> _Task to complete_
Please write out the complete listing that follows, exactly as it reads.

━━━━━━━━

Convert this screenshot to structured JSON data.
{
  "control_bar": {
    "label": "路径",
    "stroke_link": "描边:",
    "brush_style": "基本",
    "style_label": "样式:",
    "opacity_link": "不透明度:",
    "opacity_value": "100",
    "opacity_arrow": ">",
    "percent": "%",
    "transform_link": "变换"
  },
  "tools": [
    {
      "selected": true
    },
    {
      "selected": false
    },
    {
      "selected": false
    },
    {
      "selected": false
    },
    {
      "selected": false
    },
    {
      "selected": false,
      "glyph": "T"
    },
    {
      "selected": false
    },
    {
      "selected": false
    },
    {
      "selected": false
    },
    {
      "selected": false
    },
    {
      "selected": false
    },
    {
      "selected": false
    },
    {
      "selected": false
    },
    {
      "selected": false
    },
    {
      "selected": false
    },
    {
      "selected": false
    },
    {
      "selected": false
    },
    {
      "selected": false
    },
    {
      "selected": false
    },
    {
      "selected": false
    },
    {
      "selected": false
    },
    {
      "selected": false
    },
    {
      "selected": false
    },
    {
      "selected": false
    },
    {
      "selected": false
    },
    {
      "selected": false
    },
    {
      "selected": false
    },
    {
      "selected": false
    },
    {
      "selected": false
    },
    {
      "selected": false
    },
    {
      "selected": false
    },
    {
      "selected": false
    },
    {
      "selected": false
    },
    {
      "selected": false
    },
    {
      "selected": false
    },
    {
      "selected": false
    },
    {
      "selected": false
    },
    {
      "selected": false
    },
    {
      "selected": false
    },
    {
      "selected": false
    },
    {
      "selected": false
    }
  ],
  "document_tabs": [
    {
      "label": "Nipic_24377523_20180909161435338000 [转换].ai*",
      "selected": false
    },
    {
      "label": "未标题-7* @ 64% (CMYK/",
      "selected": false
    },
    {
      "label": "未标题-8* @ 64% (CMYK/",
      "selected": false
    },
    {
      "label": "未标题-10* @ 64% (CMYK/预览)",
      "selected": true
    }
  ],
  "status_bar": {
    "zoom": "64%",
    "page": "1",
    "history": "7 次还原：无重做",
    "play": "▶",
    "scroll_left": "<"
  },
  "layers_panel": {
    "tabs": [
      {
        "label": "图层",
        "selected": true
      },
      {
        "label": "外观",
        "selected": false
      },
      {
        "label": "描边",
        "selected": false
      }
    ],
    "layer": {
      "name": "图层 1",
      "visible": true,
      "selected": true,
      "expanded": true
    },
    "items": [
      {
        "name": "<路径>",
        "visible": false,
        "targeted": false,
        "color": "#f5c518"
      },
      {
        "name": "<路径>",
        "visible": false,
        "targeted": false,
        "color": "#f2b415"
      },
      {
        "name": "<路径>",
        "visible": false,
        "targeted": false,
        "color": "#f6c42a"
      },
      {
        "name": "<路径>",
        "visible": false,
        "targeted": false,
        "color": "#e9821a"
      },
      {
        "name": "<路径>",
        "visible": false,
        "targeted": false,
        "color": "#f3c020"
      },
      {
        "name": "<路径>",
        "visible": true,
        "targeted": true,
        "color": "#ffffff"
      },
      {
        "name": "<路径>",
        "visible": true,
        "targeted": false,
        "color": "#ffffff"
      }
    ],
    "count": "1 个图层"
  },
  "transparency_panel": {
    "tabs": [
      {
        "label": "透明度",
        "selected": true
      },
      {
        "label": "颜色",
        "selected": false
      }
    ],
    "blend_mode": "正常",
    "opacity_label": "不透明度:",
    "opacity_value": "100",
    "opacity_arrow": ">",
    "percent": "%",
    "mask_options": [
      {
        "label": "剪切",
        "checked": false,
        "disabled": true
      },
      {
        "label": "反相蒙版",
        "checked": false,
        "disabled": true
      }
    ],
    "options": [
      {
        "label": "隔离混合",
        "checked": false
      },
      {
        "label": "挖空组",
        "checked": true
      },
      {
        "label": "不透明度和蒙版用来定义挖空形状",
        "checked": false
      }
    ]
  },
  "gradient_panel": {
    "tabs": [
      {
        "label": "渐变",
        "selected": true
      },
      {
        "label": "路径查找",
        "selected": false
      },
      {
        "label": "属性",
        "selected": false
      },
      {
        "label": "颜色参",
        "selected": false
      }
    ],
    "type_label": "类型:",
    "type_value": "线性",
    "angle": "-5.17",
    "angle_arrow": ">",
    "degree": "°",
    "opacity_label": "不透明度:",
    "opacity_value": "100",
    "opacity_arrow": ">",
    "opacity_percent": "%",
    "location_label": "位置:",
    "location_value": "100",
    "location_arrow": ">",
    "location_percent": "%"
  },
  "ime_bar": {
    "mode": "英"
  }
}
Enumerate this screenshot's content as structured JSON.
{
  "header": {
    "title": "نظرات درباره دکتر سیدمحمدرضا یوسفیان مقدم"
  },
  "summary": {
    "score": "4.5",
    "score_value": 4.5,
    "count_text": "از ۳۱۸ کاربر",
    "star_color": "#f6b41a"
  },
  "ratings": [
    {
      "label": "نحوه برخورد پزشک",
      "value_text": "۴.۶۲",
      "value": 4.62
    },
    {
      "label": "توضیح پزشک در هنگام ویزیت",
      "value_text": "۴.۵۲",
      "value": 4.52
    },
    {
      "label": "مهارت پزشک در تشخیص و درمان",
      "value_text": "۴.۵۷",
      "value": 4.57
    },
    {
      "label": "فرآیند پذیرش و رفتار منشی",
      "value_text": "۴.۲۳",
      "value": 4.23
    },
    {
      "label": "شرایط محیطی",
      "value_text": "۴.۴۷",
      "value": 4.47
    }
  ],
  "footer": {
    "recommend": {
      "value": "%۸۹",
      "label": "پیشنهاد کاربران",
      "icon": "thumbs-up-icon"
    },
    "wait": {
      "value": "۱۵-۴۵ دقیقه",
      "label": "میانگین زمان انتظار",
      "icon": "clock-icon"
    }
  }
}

━━━━━━━━

> _Result_
Convert this screenshot to structured JSON data.
{
  "control_bar": {
    "label": "路径",
    "stroke_link": "描边:",
    "brush_style": "基本",
    "style_label": "样式:",
    "opacity_link": "不透明度:",
    "opacity_value": "100",
    "opacity_arrow": ">",
    "percent": "%",
    "transform_link": "变换"
  },
  "tools": [
    {
      "selected": true
    },
    {
      "selected": false
    },
    {
      "selected": false
    },
    {
      "selected": false
    },
    {
      "selected": false
    },
    {
      "selected": false,
      "glyph": "T"
    },
    {
      "selected": false
    },
    {
      "selected": false
    },
    {
      "selected": false
    },
    {
      "selected": false
    },
    {
      "selected": false
    },
    {
      "selected": false
    },
    {
      "selected": false
    },
    {
      "selected": false
    },
    {
      "selected": false
    },
    {
      "selected": false
    },
    {
      "selected": false
    },
    {
      "selected": false
    },
    {
      "selected": false
    },
    {
      "selected": false
    },
    {
      "selected": false
    },
    {
      "selected": false
    },
    {
      "selected": false
    },
    {
      "selected": false
    },
    {
      "selected": false
    },
    {
      "selected": false
    },
    {
      "selected": false
    },
    {
      "selected": false
    },
    {
      "selected": false
    },
    {
      "selected": false
    },
    {
      "selected": false
    },
    {
      "selected": false
    },
    {
      "selected": false
    },
    {
      "selected": false
    },
    {
      "selected": false
    },
    {
      "selected": false
    },
    {
      "selected": false
    },
    {
      "selected": false
    },
    {
      "selected": false
    },
    {
      "selected": false
    },
    {
      "selected": false
    }
  ],
  "document_tabs": [
    {
      "label": "Nipic_24377523_20180909161435338000 [转换].ai*",
      "selected": false
    },
    {
      "label": "未标题-7* @ 64% (CMYK/",
      "selected": false
    },
    {
      "label": "未标题-8* @ 64% (CMYK/",
      "selected": false
    },
    {
      "label": "未标题-10* @ 64% (CMYK/预览)",
      "selected": true
    }
  ],
  "status_bar": {
    "zoom": "64%",
    "page": "1",
    "history": "7 次还原：无重做",
    "play": "▶",
    "scroll_left": "<"
  },
  "layers_panel": {
    "tabs": [
      {
        "label": "图层",
        "selected": true
      },
      {
        "label": "外观",
        "selected": false
      },
      {
        "label": "描边",
        "selected": false
      }
    ],
    "layer": {
      "name": "图层 1",
      "visible": true,
      "selected": true,
      "expanded": true
    },
    "items": [
      {
        "name": "<路径>",
        "visible": false,
        "targeted": false,
        "color": "#f5c518"
      },
      {
        "name": "<路径>",
        "visible": false,
        "targeted": false,
        "color": "#f2b415"
      },
      {
        "name": "<路径>",
        "visible": false,
        "targeted": false,
        "color": "#f6c42a"
      },
      {
        "name": "<路径>",
        "visible": false,
        "targeted": false,
        "color": "#e9821a"
      },
      {
        "name": "<路径>",
        "visible": false,
        "targeted": false,
        "color": "#f3c020"
      },
      {
        "name": "<路径>",
        "visible": true,
        "targeted": true,
        "color": "#ffffff"
      },
      {
        "name": "<路径>",
        "visible": true,
        "targeted": false,
        "color": "#ffffff"
      }
    ],
    "count": "1 个图层"
  },
  "transparency_panel": {
    "tabs": [
      {
        "label": "透明度",
        "selected": true
      },
      {
        "label": "颜色",
        "selected": false
      }
    ],
    "blend_mode": "正常",
    "opacity_label": "不透明度:",
    "opacity_value": "100",
    "opacity_arrow": ">",
    "percent": "%",
    "mask_options": [
      {
        "label": "剪切",
        "checked": false,
        "disabled": true
      },
      {
        "label": "反相蒙版",
        "checked": false,
        "disabled": true
      }
    ],
    "options": [
      {
        "label": "隔离混合",
        "checked": false
      },
      {
        "label": "挖空组",
        "checked": true
      },
      {
        "label": "不透明度和蒙版用来定义挖空形状",
        "checked": false
      }
    ]
  },
  "gradient_panel": {
    "tabs": [
      {
        "label": "渐变",
        "selected": true
      },
      {
        "label": "路径查找",
        "selected": false
      },
      {
        "label": "属性",
        "selected": false
      },
      {
        "label": "颜色参",
        "selected": false
      }
    ],
    "type_label": "类型:",
    "type_value": "线性",
    "angle": "-5.17",
    "angle_arrow": ">",
    "degree": "°",
    "opacity_label": "不透明度:",
    "opacity_value": "100",
    "opacity_arrow": ">",
    "opacity_percent": "%",
    "location_label": "位置:",
    "location_value": "100",
    "location_arrow": ">",
    "location_percent": "%"
  },
  "ime_bar": {
    "mode": "英"
  }
}
Enumerate this screenshot's content as structured JSON.
{
  "header": {
    "title": "نظرات درباره دکتر سیدمحمدرضا یوسفیان مقدم"
  },
  "summary": {
    "score": "4.5",
    "score_value": 4.5,
    "count_text": "از ۳۱۸ کاربر",
    "star_color": "#f6b41a"
  },
  "ratings": [
    {
      "label": "نحوه برخورد پزشک",
      "value_text": "۴.۶۲",
      "value": 4.62
    },
    {
      "label": "توضیح پزشک در هنگام ویزیت",
      "value_text": "۴.۵۲",
      "value": 4.52
    },
    {
      "label": "مهارت پزشک در تشخیص و درمان",
      "value_text": "۴.۵۷",
      "value": 4.57
    },
    {
      "label": "فرآیند پذیرش و رفتار منشی",
      "value_text": "۴.۲۳",
      "value": 4.23
    },
    {
      "label": "شرایط محیطی",
      "value_text": "۴.۴۷",
      "value": 4.47
    }
  ],
  "footer": {
    "recommend": {
      "value": "%۸۹",
      "label": "پیشنهاد کاربران",
      "icon": "thumbs-up-icon"
    },
    "wait": {
      "value": "۱۵-۴۵ دقیقه",
      "label": "میانگین زمان انتظار",
      "icon": "clock-icon"
    }
  }
}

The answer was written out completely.